● Required work: Retype the records below exactly as they appear.

● Data supplied:
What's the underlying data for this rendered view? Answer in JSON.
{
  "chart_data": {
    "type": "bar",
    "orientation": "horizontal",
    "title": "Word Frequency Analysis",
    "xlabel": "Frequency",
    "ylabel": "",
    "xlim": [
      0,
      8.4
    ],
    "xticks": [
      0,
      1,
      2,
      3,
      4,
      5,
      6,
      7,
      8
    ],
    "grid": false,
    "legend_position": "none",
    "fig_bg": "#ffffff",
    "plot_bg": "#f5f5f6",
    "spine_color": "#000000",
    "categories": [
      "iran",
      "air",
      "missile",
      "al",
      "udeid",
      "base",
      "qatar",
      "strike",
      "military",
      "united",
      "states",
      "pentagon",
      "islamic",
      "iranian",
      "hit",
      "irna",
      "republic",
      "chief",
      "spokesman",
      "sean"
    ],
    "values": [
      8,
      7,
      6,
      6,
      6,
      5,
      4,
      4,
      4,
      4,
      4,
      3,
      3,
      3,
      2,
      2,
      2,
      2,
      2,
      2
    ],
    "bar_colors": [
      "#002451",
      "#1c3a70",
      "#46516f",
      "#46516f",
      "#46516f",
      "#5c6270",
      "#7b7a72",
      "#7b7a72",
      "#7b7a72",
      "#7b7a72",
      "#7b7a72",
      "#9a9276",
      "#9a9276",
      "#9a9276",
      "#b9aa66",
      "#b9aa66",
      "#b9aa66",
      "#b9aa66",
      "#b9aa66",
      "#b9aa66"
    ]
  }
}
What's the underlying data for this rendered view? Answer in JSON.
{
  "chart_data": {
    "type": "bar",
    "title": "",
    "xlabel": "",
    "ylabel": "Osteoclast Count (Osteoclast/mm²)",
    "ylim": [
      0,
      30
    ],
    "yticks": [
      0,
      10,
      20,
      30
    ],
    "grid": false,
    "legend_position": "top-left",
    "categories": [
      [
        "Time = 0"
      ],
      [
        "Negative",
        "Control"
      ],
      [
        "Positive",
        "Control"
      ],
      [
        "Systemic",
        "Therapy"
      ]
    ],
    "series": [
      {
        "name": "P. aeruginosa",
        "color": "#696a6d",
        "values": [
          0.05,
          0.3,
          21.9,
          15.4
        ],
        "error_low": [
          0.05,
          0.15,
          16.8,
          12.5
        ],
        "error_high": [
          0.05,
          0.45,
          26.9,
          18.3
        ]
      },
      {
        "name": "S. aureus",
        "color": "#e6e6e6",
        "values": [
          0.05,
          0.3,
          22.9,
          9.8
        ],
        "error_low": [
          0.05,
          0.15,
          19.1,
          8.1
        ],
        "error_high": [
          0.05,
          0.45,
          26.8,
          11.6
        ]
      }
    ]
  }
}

● Task response:
What's the underlying data for this rendered view? Answer in JSON.
{
  "chart_data": {
    "type": "bar",
    "orientation": "horizontal",
    "title": "Word Frequency Analysis",
    "xlabel": "Frequency",
    "ylabel": "",
    "xlim": [
      0,
      8.4
    ],
    "xticks": [
      0,
      1,
      2,
      3,
      4,
      5,
      6,
      7,
      8
    ],
    "grid": false,
    "legend_position": "none",
    "fig_bg": "#ffffff",
    "plot_bg": "#f5f5f6",
    "spine_color": "#000000",
    "categories": [
      "iran",
      "air",
      "missile",
      "al",
      "udeid",
      "base",
      "qatar",
      "strike",
      "military",
      "united",
      "states",
      "pentagon",
      "islamic",
      "iranian",
      "hit",
      "irna",
      "republic",
      "chief",
      "spokesman",
      "sean"
    ],
    "values": [
      8,
      7,
      6,
      6,
      6,
      5,
      4,
      4,
      4,
      4,
      4,
      3,
      3,
      3,
      2,
      2,
      2,
      2,
      2,
      2
    ],
    "bar_colors": [
      "#002451",
      "#1c3a70",
      "#46516f",
      "#46516f",
      "#46516f",
      "#5c6270",
      "#7b7a72",
      "#7b7a72",
      "#7b7a72",
      "#7b7a72",
      "#7b7a72",
      "#9a9276",
      "#9a9276",
      "#9a9276",
      "#b9aa66",
      "#b9aa66",
      "#b9aa66",
      "#b9aa66",
      "#b9aa66",
      "#b9aa66"
    ]
  }
}
What's the underlying data for this rendered view? Answer in JSON.
{
  "chart_data": {
    "type": "bar",
    "title": "",
    "xlabel": "",
    "ylabel": "Osteoclast Count (Osteoclast/mm²)",
    "ylim": [
      0,
      30
    ],
    "yticks": [
      0,
      10,
      20,
      30
    ],
    "grid": false,
    "legend_position": "top-left",
    "categories": [
      [
        "Time = 0"
      ],
      [
        "Negative",
        "Control"
      ],
      [
        "Positive",
        "Control"
      ],
      [
        "Systemic",
        "Therapy"
      ]
    ],
    "series": [
      {
        "name": "P. aeruginosa",
        "color": "#696a6d",
        "values": [
          0.05,
          0.3,
          21.9,
          15.4
        ],
        "error_low": [
          0.05,
          0.15,
          16.8,
          12.5
        ],
        "error_high": [
          0.05,
          0.45,
          26.9,
          18.3
        ]
      },
      {
        "name": "S. aureus",
        "color": "#e6e6e6",
        "values": [
          0.05,
          0.3,
          22.9,
          9.8
        ],
        "error_low": [
          0.05,
          0.15,
          19.1,
          8.1
        ],
        "error_high": [
          0.05,
          0.45,
          26.8,
          11.6
        ]
      }
    ]
  }
}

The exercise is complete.